**Available records:**
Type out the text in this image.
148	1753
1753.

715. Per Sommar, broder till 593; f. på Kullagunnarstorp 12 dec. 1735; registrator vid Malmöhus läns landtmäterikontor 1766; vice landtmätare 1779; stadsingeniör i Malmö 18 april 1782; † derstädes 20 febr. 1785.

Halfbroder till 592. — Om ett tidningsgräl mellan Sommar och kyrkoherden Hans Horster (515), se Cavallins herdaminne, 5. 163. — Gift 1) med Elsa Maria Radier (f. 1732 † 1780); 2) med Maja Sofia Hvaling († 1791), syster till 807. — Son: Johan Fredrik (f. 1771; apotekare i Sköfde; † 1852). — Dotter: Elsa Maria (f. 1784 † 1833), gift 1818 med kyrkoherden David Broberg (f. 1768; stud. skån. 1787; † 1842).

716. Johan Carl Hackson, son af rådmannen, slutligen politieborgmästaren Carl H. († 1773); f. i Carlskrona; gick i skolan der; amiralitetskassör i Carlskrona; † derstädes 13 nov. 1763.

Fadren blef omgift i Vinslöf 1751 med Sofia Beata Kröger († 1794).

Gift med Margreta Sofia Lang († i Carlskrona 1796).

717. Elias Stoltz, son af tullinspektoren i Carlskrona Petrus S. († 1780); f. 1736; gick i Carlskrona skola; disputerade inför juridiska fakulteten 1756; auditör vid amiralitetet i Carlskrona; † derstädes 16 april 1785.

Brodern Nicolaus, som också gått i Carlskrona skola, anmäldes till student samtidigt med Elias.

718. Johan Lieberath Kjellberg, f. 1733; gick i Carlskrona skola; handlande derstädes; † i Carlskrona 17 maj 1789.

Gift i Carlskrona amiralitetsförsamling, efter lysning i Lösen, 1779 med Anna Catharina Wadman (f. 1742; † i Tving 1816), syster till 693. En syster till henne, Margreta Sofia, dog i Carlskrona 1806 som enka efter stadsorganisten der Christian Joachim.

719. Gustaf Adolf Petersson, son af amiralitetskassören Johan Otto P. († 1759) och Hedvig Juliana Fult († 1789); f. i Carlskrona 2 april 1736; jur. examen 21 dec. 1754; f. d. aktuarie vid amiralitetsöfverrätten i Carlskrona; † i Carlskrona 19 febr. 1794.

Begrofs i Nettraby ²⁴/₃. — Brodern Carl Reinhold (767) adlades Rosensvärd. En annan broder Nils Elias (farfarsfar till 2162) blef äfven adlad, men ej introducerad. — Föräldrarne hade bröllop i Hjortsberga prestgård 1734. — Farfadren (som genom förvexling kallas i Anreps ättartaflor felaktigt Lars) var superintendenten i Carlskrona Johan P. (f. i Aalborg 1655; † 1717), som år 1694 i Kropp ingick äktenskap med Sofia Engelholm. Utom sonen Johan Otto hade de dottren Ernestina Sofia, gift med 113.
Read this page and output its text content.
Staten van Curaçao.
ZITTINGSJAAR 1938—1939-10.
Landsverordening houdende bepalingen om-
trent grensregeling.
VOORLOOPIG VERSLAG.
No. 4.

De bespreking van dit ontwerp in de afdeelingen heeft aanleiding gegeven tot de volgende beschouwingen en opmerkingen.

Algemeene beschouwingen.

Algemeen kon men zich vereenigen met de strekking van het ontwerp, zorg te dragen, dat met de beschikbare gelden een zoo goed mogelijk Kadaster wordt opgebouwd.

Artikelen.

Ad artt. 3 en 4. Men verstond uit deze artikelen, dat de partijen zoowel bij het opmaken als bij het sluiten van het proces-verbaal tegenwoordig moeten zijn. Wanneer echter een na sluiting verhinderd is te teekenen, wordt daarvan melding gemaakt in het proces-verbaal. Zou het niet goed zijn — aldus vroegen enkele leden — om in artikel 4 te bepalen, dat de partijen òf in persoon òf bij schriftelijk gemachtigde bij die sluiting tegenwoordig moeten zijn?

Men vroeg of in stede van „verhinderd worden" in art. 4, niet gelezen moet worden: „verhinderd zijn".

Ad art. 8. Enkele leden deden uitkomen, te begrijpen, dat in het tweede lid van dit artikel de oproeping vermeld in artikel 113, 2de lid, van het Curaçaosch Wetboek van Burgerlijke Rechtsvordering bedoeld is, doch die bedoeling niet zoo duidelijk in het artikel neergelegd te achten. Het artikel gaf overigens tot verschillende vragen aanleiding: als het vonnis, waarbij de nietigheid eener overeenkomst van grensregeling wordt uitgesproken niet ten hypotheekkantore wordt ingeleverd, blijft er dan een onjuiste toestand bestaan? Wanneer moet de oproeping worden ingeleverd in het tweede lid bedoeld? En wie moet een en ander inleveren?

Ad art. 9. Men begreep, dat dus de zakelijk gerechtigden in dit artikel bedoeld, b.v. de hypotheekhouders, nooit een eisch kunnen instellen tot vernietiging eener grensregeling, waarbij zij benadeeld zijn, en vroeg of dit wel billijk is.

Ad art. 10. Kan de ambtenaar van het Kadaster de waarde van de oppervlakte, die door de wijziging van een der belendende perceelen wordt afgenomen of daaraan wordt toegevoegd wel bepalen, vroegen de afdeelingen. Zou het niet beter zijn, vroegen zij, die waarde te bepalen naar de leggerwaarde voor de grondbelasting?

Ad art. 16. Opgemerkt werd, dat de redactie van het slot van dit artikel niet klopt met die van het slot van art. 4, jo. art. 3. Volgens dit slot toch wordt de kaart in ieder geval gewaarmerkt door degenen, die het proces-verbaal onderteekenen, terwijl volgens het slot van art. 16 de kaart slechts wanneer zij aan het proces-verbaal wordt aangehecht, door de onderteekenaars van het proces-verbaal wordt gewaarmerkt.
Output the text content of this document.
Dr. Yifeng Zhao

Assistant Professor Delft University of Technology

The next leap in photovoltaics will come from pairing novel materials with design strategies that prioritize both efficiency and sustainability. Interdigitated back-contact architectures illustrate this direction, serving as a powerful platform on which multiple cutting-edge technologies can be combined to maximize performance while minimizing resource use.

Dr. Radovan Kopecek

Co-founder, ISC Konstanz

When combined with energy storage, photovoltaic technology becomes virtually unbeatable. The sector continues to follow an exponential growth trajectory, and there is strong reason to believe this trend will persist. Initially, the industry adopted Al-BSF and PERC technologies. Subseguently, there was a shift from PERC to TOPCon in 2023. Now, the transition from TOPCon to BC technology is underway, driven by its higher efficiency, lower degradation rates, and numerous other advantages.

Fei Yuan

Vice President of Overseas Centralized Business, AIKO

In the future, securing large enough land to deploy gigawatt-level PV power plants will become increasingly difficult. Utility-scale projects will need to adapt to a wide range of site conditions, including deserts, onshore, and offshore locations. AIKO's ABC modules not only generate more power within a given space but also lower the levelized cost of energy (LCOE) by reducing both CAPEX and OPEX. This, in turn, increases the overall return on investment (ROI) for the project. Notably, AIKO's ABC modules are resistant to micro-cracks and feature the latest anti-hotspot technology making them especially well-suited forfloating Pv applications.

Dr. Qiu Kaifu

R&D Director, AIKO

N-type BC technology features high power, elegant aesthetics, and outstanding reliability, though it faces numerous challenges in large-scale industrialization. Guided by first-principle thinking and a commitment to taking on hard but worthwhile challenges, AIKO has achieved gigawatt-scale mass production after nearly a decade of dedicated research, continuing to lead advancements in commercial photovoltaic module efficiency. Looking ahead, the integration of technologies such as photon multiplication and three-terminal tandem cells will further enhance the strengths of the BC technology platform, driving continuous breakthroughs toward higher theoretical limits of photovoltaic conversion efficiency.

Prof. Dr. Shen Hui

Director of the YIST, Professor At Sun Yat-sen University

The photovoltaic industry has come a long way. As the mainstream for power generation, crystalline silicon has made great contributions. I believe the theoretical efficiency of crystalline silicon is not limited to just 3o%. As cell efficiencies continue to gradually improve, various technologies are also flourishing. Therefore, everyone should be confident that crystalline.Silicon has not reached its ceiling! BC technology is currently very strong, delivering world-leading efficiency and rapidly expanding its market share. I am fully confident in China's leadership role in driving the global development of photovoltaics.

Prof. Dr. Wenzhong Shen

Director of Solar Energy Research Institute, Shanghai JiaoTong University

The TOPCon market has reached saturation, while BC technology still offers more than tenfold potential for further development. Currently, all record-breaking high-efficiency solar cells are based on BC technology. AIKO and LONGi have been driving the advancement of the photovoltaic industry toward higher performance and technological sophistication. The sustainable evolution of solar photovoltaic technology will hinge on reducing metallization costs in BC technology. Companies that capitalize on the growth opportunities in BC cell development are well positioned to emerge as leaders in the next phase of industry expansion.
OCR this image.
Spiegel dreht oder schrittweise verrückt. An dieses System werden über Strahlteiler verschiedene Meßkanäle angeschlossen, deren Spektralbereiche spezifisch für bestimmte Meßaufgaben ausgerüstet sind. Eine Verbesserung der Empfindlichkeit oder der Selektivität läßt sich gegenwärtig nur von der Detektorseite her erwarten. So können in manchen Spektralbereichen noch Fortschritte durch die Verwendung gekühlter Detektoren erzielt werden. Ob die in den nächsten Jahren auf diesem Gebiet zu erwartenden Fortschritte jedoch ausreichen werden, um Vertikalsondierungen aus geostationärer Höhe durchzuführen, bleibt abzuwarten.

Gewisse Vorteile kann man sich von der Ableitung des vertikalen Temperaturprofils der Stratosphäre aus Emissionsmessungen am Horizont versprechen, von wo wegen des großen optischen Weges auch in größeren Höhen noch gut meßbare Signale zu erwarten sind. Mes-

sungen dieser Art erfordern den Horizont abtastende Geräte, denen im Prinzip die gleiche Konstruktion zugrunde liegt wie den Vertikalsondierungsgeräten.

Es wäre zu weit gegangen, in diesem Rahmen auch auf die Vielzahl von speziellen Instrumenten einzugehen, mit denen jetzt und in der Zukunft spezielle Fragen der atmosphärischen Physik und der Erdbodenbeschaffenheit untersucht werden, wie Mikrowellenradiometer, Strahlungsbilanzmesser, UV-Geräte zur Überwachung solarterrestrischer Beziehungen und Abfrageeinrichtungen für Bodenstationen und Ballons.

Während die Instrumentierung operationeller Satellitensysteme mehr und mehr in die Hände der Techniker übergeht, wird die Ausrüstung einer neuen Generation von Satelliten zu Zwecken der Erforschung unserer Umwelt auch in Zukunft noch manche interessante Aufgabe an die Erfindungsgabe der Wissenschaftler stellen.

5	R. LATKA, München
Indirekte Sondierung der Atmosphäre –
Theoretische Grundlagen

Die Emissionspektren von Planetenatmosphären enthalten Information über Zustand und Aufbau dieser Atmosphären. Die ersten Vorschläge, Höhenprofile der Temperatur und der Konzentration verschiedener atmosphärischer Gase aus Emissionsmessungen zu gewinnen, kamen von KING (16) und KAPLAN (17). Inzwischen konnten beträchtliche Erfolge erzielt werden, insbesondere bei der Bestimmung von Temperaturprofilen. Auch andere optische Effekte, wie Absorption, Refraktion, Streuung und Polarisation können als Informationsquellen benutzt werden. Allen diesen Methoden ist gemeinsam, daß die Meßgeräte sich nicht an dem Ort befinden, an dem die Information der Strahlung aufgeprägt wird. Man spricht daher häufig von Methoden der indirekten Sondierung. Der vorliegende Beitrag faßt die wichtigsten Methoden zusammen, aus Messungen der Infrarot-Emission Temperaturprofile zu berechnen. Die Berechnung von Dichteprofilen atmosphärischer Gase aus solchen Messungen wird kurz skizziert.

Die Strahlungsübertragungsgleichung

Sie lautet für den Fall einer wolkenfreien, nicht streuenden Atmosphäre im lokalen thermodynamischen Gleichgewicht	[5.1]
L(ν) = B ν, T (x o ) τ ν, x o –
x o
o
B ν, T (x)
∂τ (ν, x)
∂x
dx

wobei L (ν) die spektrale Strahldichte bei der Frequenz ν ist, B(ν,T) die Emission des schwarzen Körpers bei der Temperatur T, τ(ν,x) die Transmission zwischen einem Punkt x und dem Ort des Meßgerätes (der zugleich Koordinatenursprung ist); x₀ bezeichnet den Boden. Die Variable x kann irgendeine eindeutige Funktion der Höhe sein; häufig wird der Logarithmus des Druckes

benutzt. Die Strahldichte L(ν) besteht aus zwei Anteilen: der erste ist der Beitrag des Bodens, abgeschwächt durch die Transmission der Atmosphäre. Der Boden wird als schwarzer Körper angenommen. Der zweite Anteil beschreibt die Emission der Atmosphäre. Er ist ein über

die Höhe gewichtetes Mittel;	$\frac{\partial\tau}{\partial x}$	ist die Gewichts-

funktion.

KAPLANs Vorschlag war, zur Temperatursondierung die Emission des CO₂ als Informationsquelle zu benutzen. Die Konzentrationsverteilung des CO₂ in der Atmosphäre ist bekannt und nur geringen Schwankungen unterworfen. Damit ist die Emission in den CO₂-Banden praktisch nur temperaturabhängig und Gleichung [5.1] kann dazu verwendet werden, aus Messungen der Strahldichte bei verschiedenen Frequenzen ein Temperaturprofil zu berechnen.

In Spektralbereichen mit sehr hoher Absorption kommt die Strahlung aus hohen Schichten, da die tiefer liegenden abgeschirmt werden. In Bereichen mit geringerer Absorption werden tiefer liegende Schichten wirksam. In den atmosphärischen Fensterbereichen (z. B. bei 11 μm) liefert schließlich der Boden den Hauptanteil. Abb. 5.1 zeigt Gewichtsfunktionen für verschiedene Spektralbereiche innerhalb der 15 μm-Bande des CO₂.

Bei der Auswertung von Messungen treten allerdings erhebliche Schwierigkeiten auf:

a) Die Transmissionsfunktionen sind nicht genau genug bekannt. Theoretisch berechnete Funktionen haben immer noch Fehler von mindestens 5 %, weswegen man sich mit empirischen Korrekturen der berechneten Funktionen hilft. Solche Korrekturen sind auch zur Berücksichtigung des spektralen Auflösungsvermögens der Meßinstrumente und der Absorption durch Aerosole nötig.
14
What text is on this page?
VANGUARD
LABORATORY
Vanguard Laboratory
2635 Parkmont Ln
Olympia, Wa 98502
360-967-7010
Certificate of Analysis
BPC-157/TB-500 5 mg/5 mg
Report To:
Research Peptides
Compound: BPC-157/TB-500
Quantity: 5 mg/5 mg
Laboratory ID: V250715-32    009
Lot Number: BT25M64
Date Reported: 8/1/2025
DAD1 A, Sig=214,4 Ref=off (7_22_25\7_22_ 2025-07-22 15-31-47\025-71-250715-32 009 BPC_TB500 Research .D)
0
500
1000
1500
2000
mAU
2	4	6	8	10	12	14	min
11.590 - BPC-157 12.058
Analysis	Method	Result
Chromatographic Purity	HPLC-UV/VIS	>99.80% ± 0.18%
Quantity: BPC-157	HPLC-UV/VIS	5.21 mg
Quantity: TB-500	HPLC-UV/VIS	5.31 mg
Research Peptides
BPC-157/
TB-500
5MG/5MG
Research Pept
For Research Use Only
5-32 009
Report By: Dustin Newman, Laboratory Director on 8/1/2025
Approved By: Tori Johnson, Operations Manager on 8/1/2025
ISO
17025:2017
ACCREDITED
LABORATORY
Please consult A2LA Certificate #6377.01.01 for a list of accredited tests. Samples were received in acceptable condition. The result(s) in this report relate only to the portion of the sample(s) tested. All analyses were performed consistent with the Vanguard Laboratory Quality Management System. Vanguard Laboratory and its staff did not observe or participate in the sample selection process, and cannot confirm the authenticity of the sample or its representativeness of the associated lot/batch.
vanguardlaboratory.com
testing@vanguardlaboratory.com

**Work order:** Where does the string "Analysis" appear in the records above? Show every line that holds it.

**Answer to this problem:**
Certificate of Analysis
Analysis	Method	Result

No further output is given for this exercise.